-- TASK PROMPT --
Leave out the pictures and restate the rest of the data exactly.

-- PROVIDED MATERIAL start --

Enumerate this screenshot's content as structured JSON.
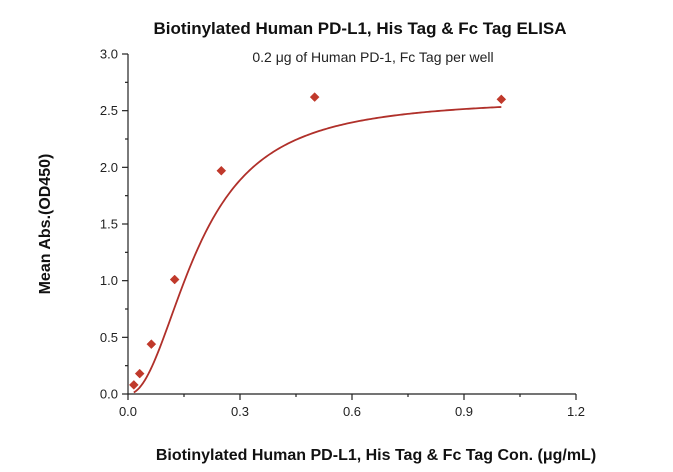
{
  "chart_data": {
    "type": "scatter",
    "title": "Biotinylated Human PD-L1, His Tag & Fc Tag ELISA",
    "subtitle": "0.2 μg of Human PD-1, Fc Tag per well",
    "xlabel": "Biotinylated Human PD-L1, His Tag & Fc Tag Con. (μg/mL)",
    "ylabel": "Mean Abs.(OD450)",
    "xlim": [
      0,
      1.2
    ],
    "ylim": [
      0,
      3.0
    ],
    "xticks": [
      "0.0",
      "0.3",
      "0.6",
      "0.9",
      "1.2"
    ],
    "xtick_values": [
      0,
      0.3,
      0.6,
      0.9,
      1.2
    ],
    "yticks": [
      "0.0",
      "0.5",
      "1.0",
      "1.5",
      "2.0",
      "2.5",
      "3.0"
    ],
    "ytick_values": [
      0,
      0.5,
      1.0,
      1.5,
      2.0,
      2.5,
      3.0
    ],
    "grid": false,
    "points": {
      "x": [
        0.0156,
        0.0313,
        0.0625,
        0.125,
        0.25,
        0.5,
        1.0
      ],
      "y": [
        0.08,
        0.18,
        0.44,
        1.01,
        1.97,
        2.62,
        2.6
      ]
    },
    "fit_curve": {
      "bottom": 0.0,
      "top": 2.61,
      "ec50": 0.19,
      "hill": 2.1
    },
    "colors": {
      "marker": "#c0392b",
      "curve": "#b0302a",
      "axis": "#222222"
    }
  }
}
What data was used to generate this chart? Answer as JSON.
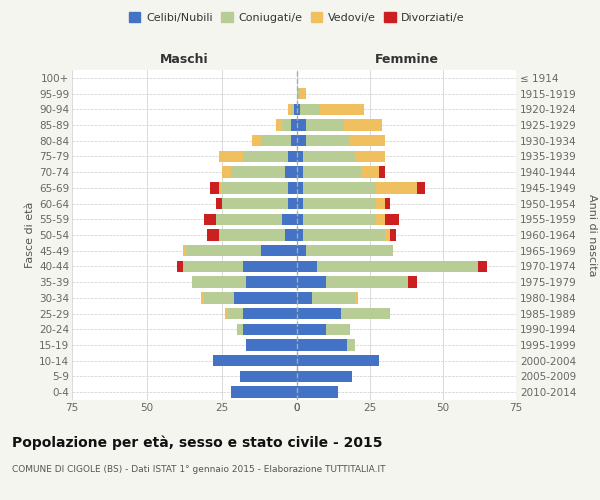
{
  "age_groups": [
    "0-4",
    "5-9",
    "10-14",
    "15-19",
    "20-24",
    "25-29",
    "30-34",
    "35-39",
    "40-44",
    "45-49",
    "50-54",
    "55-59",
    "60-64",
    "65-69",
    "70-74",
    "75-79",
    "80-84",
    "85-89",
    "90-94",
    "95-99",
    "100+"
  ],
  "birth_years": [
    "2010-2014",
    "2005-2009",
    "2000-2004",
    "1995-1999",
    "1990-1994",
    "1985-1989",
    "1980-1984",
    "1975-1979",
    "1970-1974",
    "1965-1969",
    "1960-1964",
    "1955-1959",
    "1950-1954",
    "1945-1949",
    "1940-1944",
    "1935-1939",
    "1930-1934",
    "1925-1929",
    "1920-1924",
    "1915-1919",
    "≤ 1914"
  ],
  "maschi_celibi": [
    22,
    19,
    28,
    17,
    18,
    18,
    21,
    17,
    18,
    12,
    4,
    5,
    3,
    3,
    4,
    3,
    2,
    2,
    1,
    0,
    0
  ],
  "maschi_coniugati": [
    0,
    0,
    0,
    0,
    2,
    5,
    10,
    18,
    20,
    25,
    22,
    22,
    22,
    22,
    18,
    15,
    10,
    3,
    1,
    0,
    0
  ],
  "maschi_vedovi": [
    0,
    0,
    0,
    0,
    0,
    1,
    1,
    0,
    0,
    1,
    0,
    0,
    0,
    1,
    3,
    8,
    3,
    2,
    1,
    0,
    0
  ],
  "maschi_divorziati": [
    0,
    0,
    0,
    0,
    0,
    0,
    0,
    0,
    2,
    0,
    4,
    4,
    2,
    3,
    0,
    0,
    0,
    0,
    0,
    0,
    0
  ],
  "femmine_celibi": [
    14,
    19,
    28,
    17,
    10,
    15,
    5,
    10,
    7,
    3,
    2,
    2,
    2,
    2,
    2,
    2,
    3,
    3,
    1,
    0,
    0
  ],
  "femmine_coniugati": [
    0,
    0,
    0,
    3,
    8,
    17,
    15,
    28,
    55,
    30,
    28,
    25,
    25,
    25,
    20,
    18,
    15,
    13,
    7,
    1,
    0
  ],
  "femmine_vedovi": [
    0,
    0,
    0,
    0,
    0,
    0,
    1,
    0,
    0,
    0,
    2,
    3,
    3,
    14,
    6,
    10,
    12,
    13,
    15,
    2,
    0
  ],
  "femmine_divorziati": [
    0,
    0,
    0,
    0,
    0,
    0,
    0,
    3,
    3,
    0,
    2,
    5,
    2,
    3,
    2,
    0,
    0,
    0,
    0,
    0,
    0
  ],
  "colors": {
    "celibi": "#4472c4",
    "coniugati": "#b8cc96",
    "vedovi": "#f0c060",
    "divorziati": "#cc2020"
  },
  "xlim": 75,
  "title": "Popolazione per età, sesso e stato civile - 2015",
  "subtitle": "COMUNE DI CIGOLE (BS) - Dati ISTAT 1° gennaio 2015 - Elaborazione TUTTITALIA.IT",
  "ylabel_left": "Fasce di età",
  "ylabel_right": "Anni di nascita",
  "xlabel_maschi": "Maschi",
  "xlabel_femmine": "Femmine",
  "legend_labels": [
    "Celibi/Nubili",
    "Coniugati/e",
    "Vedovi/e",
    "Divorziati/e"
  ],
  "bg_color": "#f5f5f0",
  "bar_bg_color": "#ffffff"
}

-- PROVIDED MATERIAL end --

-- THE RESPONSE --
Enumerate this screenshot's content as structured JSON.
{
  "chart_data": {
    "type": "scatter",
    "title": "Biotinylated Human PD-L1, His Tag & Fc Tag ELISA",
    "subtitle": "0.2 μg of Human PD-1, Fc Tag per well",
    "xlabel": "Biotinylated Human PD-L1, His Tag & Fc Tag Con. (μg/mL)",
    "ylabel": "Mean Abs.(OD450)",
    "xlim": [
      0,
      1.2
    ],
    "ylim": [
      0,
      3.0
    ],
    "xticks": [
      "0.0",
      "0.3",
      "0.6",
      "0.9",
      "1.2"
    ],
    "xtick_values": [
      0,
      0.3,
      0.6,
      0.9,
      1.2
    ],
    "yticks": [
      "0.0",
      "0.5",
      "1.0",
      "1.5",
      "2.0",
      "2.5",
      "3.0"
    ],
    "ytick_values": [
      0,
      0.5,
      1.0,
      1.5,
      2.0,
      2.5,
      3.0
    ],
    "grid": false,
    "points": {
      "x": [
        0.0156,
        0.0313,
        0.0625,
        0.125,
        0.25,
        0.5,
        1.0
      ],
      "y": [
        0.08,
        0.18,
        0.44,
        1.01,
        1.97,
        2.62,
        2.6
      ]
    },
    "fit_curve": {
      "bottom": 0.0,
      "top": 2.61,
      "ec50": 0.19,
      "hill": 2.1
    },
    "colors": {
      "marker": "#c0392b",
      "curve": "#b0302a",
      "axis": "#222222"
    }
  }
}
What data was used to generate this chart? Answer as JSON.
{
  "age_groups": [
    "0-4",
    "5-9",
    "10-14",
    "15-19",
    "20-24",
    "25-29",
    "30-34",
    "35-39",
    "40-44",
    "45-49",
    "50-54",
    "55-59",
    "60-64",
    "65-69",
    "70-74",
    "75-79",
    "80-84",
    "85-89",
    "90-94",
    "95-99",
    "100+"
  ],
  "birth_years": [
    "2010-2014",
    "2005-2009",
    "2000-2004",
    "1995-1999",
    "1990-1994",
    "1985-1989",
    "1980-1984",
    "1975-1979",
    "1970-1974",
    "1965-1969",
    "1960-1964",
    "1955-1959",
    "1950-1954",
    "1945-1949",
    "1940-1944",
    "1935-1939",
    "1930-1934",
    "1925-1929",
    "1920-1924",
    "1915-1919",
    "≤ 1914"
  ],
  "maschi_celibi": [
    22,
    19,
    28,
    17,
    18,
    18,
    21,
    17,
    18,
    12,
    4,
    5,
    3,
    3,
    4,
    3,
    2,
    2,
    1,
    0,
    0
  ],
  "maschi_coniugati": [
    0,
    0,
    0,
    0,
    2,
    5,
    10,
    18,
    20,
    25,
    22,
    22,
    22,
    22,
    18,
    15,
    10,
    3,
    1,
    0,
    0
  ],
  "maschi_vedovi": [
    0,
    0,
    0,
    0,
    0,
    1,
    1,
    0,
    0,
    1,
    0,
    0,
    0,
    1,
    3,
    8,
    3,
    2,
    1,
    0,
    0
  ],
  "maschi_divorziati": [
    0,
    0,
    0,
    0,
    0,
    0,
    0,
    0,
    2,
    0,
    4,
    4,
    2,
    3,
    0,
    0,
    0,
    0,
    0,
    0,
    0
  ],
  "femmine_celibi": [
    14,
    19,
    28,
    17,
    10,
    15,
    5,
    10,
    7,
    3,
    2,
    2,
    2,
    2,
    2,
    2,
    3,
    3,
    1,
    0,
    0
  ],
  "femmine_coniugati": [
    0,
    0,
    0,
    3,
    8,
    17,
    15,
    28,
    55,
    30,
    28,
    25,
    25,
    25,
    20,
    18,
    15,
    13,
    7,
    1,
    0
  ],
  "femmine_vedovi": [
    0,
    0,
    0,
    0,
    0,
    0,
    1,
    0,
    0,
    0,
    2,
    3,
    3,
    14,
    6,
    10,
    12,
    13,
    15,
    2,
    0
  ],
  "femmine_divorziati": [
    0,
    0,
    0,
    0,
    0,
    0,
    0,
    3,
    3,
    0,
    2,
    5,
    2,
    3,
    2,
    0,
    0,
    0,
    0,
    0,
    0
  ],
  "colors": {
    "celibi": "#4472c4",
    "coniugati": "#b8cc96",
    "vedovi": "#f0c060",
    "divorziati": "#cc2020"
  },
  "xlim": 75,
  "title": "Popolazione per età, sesso e stato civile - 2015",
  "subtitle": "COMUNE DI CIGOLE (BS) - Dati ISTAT 1° gennaio 2015 - Elaborazione TUTTITALIA.IT",
  "ylabel_left": "Fasce di età",
  "ylabel_right": "Anni di nascita",
  "xlabel_maschi": "Maschi",
  "xlabel_femmine": "Femmine",
  "legend_labels": [
    "Celibi/Nubili",
    "Coniugati/e",
    "Vedovi/e",
    "Divorziati/e"
  ],
  "bg_color": "#f5f5f0",
  "bar_bg_color": "#ffffff"
}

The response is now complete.